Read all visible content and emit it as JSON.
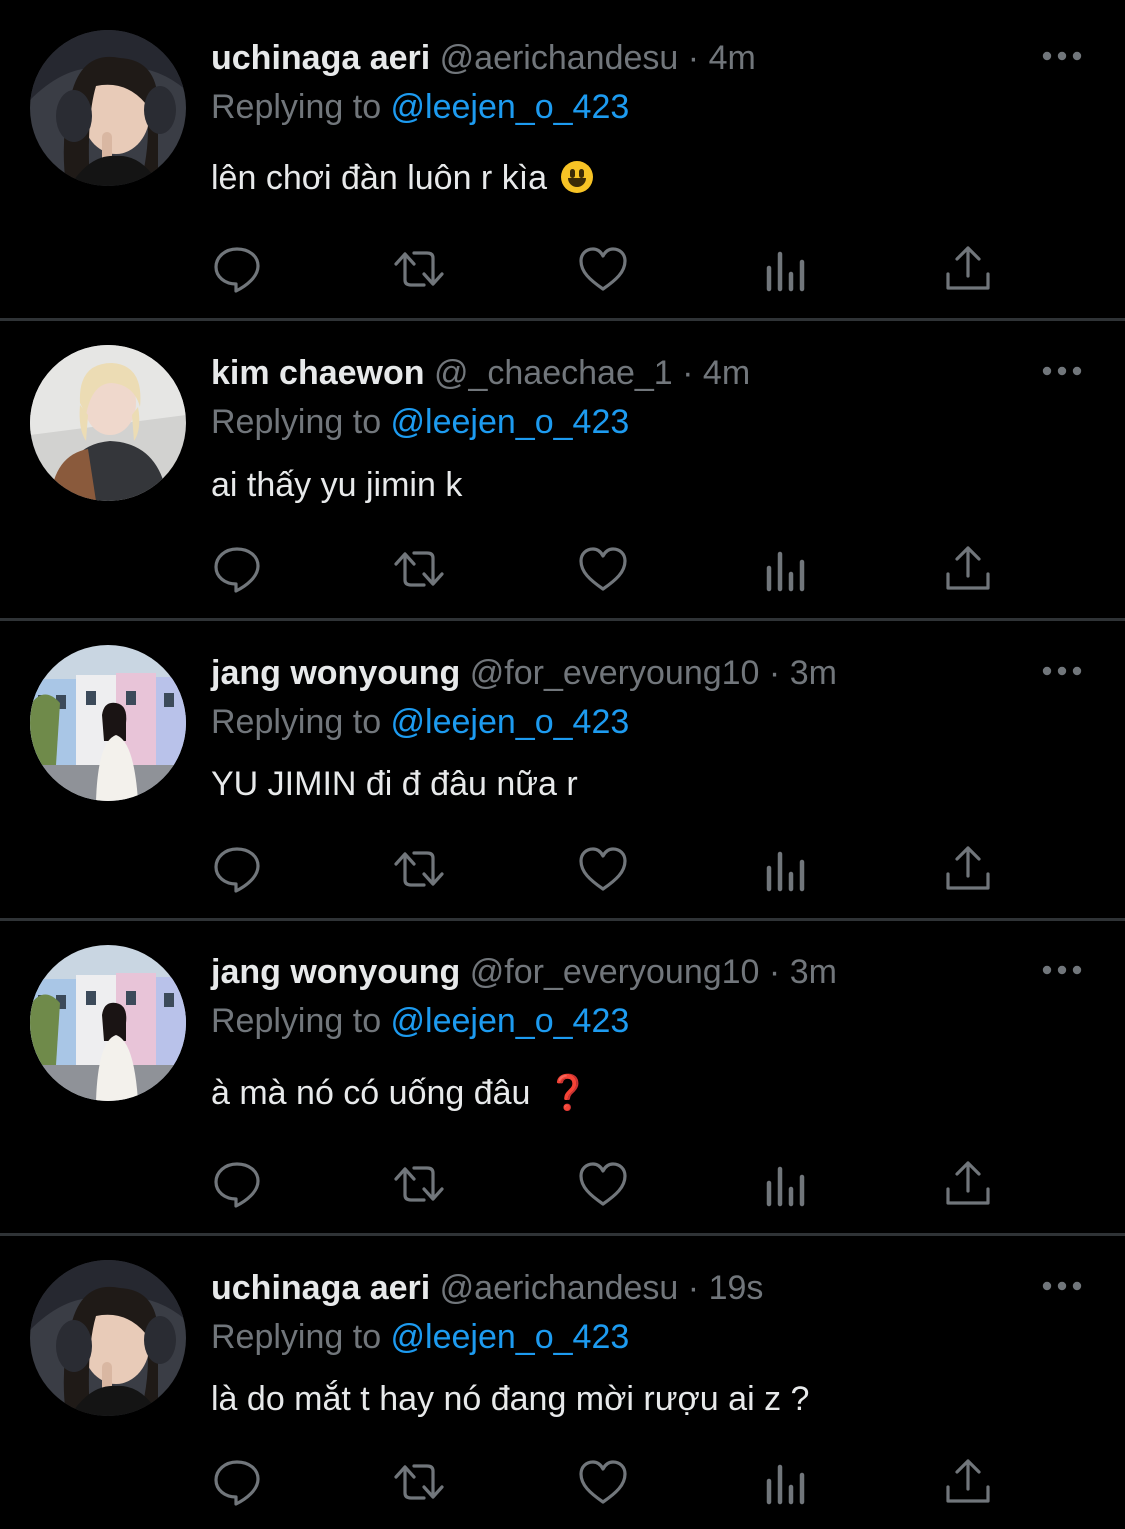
{
  "colors": {
    "background": "#000000",
    "divider": "#2f3336",
    "text_primary": "#e7e9ea",
    "text_secondary": "#71767b",
    "mention": "#1d9bf0"
  },
  "icons": {
    "more": "more-horizontal-icon",
    "reply": "reply-icon",
    "retweet": "retweet-icon",
    "like": "heart-icon",
    "views": "views-icon",
    "share": "share-icon"
  },
  "tweets": [
    {
      "name": "uchinaga aeri",
      "handle": "@aerichandesu",
      "separator": "·",
      "time": "4m",
      "reply_prefix": "Replying to ",
      "reply_to": "@leejen_o_423",
      "text": "lên chơi đàn luôn r kìa",
      "emoji": "grinning-face"
    },
    {
      "name": "kim chaewon",
      "handle": "@_chaechae_1",
      "separator": "·",
      "time": "4m",
      "reply_prefix": "Replying to ",
      "reply_to": "@leejen_o_423",
      "text": "ai thấy yu jimin k"
    },
    {
      "name": "jang wonyoung",
      "handle": "@for_everyoung10",
      "separator": "·",
      "time": "3m",
      "reply_prefix": "Replying to ",
      "reply_to": "@leejen_o_423",
      "text": "YU JIMIN đi đ đâu nữa r"
    },
    {
      "name": "jang wonyoung",
      "handle": "@for_everyoung10",
      "separator": "·",
      "time": "3m",
      "reply_prefix": "Replying to ",
      "reply_to": "@leejen_o_423",
      "text": "à mà nó có uống đâu",
      "emoji_text": "❓"
    },
    {
      "name": "uchinaga aeri",
      "handle": "@aerichandesu",
      "separator": "·",
      "time": "19s",
      "reply_prefix": "Replying to ",
      "reply_to": "@leejen_o_423",
      "text": "là do mắt t hay nó đang mời rượu ai z ?"
    }
  ]
}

# TASK DESCRIPTION
Output the full set of records above without changing a word, and drop the images.

# OUTPUT FOR THIS EXERCISE
Read all visible content and emit it as JSON.
{
  "colors": {
    "background": "#000000",
    "divider": "#2f3336",
    "text_primary": "#e7e9ea",
    "text_secondary": "#71767b",
    "mention": "#1d9bf0"
  },
  "icons": {
    "more": "more-horizontal-icon",
    "reply": "reply-icon",
    "retweet": "retweet-icon",
    "like": "heart-icon",
    "views": "views-icon",
    "share": "share-icon"
  },
  "tweets": [
    {
      "name": "uchinaga aeri",
      "handle": "@aerichandesu",
      "separator": "·",
      "time": "4m",
      "reply_prefix": "Replying to ",
      "reply_to": "@leejen_o_423",
      "text": "lên chơi đàn luôn r kìa",
      "emoji": "grinning-face"
    },
    {
      "name": "kim chaewon",
      "handle": "@_chaechae_1",
      "separator": "·",
      "time": "4m",
      "reply_prefix": "Replying to ",
      "reply_to": "@leejen_o_423",
      "text": "ai thấy yu jimin k"
    },
    {
      "name": "jang wonyoung",
      "handle": "@for_everyoung10",
      "separator": "·",
      "time": "3m",
      "reply_prefix": "Replying to ",
      "reply_to": "@leejen_o_423",
      "text": "YU JIMIN đi đ đâu nữa r"
    },
    {
      "name": "jang wonyoung",
      "handle": "@for_everyoung10",
      "separator": "·",
      "time": "3m",
      "reply_prefix": "Replying to ",
      "reply_to": "@leejen_o_423",
      "text": "à mà nó có uống đâu",
      "emoji_text": "❓"
    },
    {
      "name": "uchinaga aeri",
      "handle": "@aerichandesu",
      "separator": "·",
      "time": "19s",
      "reply_prefix": "Replying to ",
      "reply_to": "@leejen_o_423",
      "text": "là do mắt t hay nó đang mời rượu ai z ?"
    }
  ]
}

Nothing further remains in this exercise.